Below is some material; set it all down exactly, apart from the pictures.

** Begin Given data **

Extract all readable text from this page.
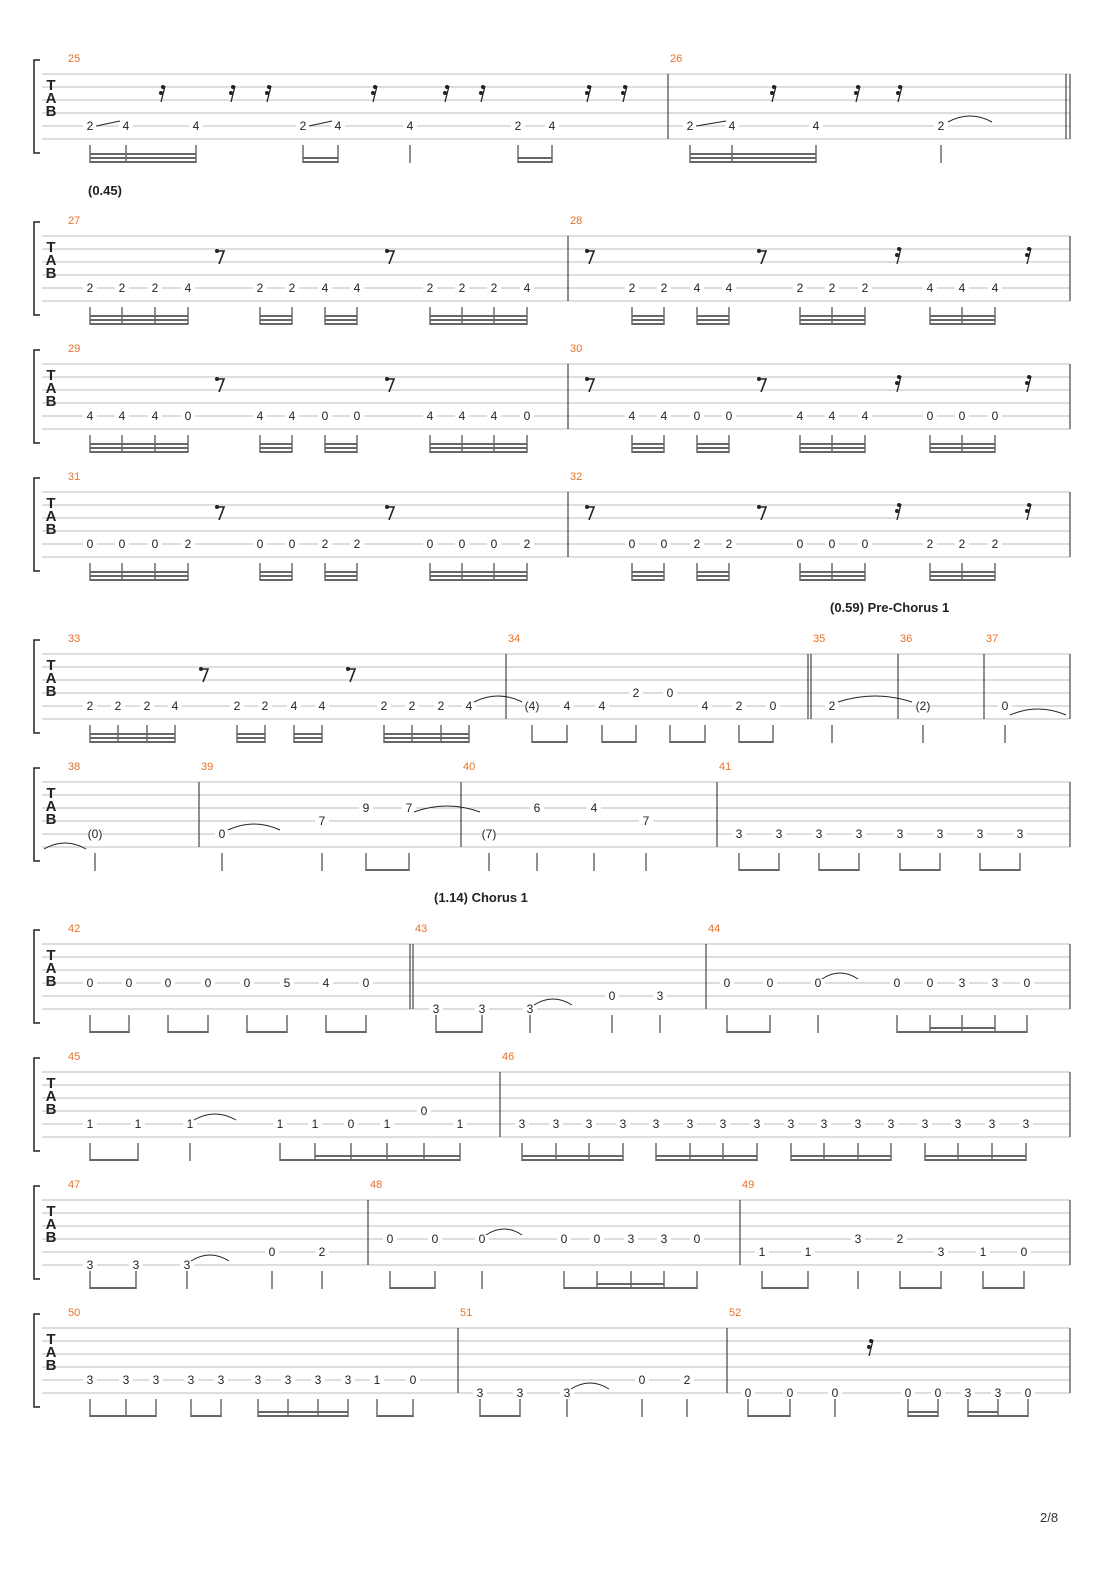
T
A
B
25
2 4	4	2 4	4	2 4
26
2	4	4	2
(0.45)
T
A
B
27
2 2 2 4	2 2 4 4	2 2 2 4
28
2 2 4 4	2 2 2	4 4 4
T
A
B
29
4 4 4 0	4 4 0 0	4 4 4 0
30
4 4 0 0	4 4 4	0 0 0
T
A
B
31
0 0 0 2	0 0 2 2	0 0 0 2
32
0 0 2 2	0 0 0	2 2 2
(0.59) Pre-Chorus 1
T
A
B
33
2 2 2 4	2 2 4 4	2 2 2 4
34
(4) 4 4
2 0
4 2 0
35
2
36
(2)
37
0
T
A
B
38
(0)
39
0
7
9	7
40
(7)
6	4
7
41
3	3	3	3	3	3	3	3
(1.14) Chorus 1
T
A
B
42
0	0	0	0	0	5	4	0
43
3	3	3
0	3
44
0	0	0	0 0 3 3 0
T
A
B
45
1	1	1	1 1 0 1
0
1
46
3 3 3 3 3 3 3 3 3 3 3 3 3 3 3 3
T
A
B
47
3	3	3
0	2
48
0	0	0	0 0 3 3 0
49
1	1
3	2
3	1	0
T
A
B
50
3 3 3 3 3	3 3 3 3 1 0
51
3	3	3
0	2
52
0	0	0	0 0 3 3 0
2/8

** End Given data **

● Correct result:
Extract all readable text from this page.
T
A
B
25
2 4	4	2 4	4	2 4
26
2	4	4	2
(0.45)
T
A
B
27
2 2 2 4	2 2 4 4	2 2 2 4
28
2 2 4 4	2 2 2	4 4 4
T
A
B
29
4 4 4 0	4 4 0 0	4 4 4 0
30
4 4 0 0	4 4 4	0 0 0
T
A
B
31
0 0 0 2	0 0 2 2	0 0 0 2
32
0 0 2 2	0 0 0	2 2 2
(0.59) Pre-Chorus 1
T
A
B
33
2 2 2 4	2 2 4 4	2 2 2 4
34
(4) 4 4
2 0
4 2 0
35
2
36
(2)
37
0
T
A
B
38
(0)
39
0
7
9	7
40
(7)
6	4
7
41
3	3	3	3	3	3	3	3
(1.14) Chorus 1
T
A
B
42
0	0	0	0	0	5	4	0
43
3	3	3
0	3
44
0	0	0	0 0 3 3 0
T
A
B
45
1	1	1	1 1 0 1
0
1
46
3 3 3 3 3 3 3 3 3 3 3 3 3 3 3 3
T
A
B
47
3	3	3
0	2
48
0	0	0	0 0 3 3 0
49
1	1
3	2
3	1	0
T
A
B
50
3 3 3 3 3	3 3 3 3 1 0
51
3	3	3
0	2
52
0	0	0	0 0 3 3 0
2/8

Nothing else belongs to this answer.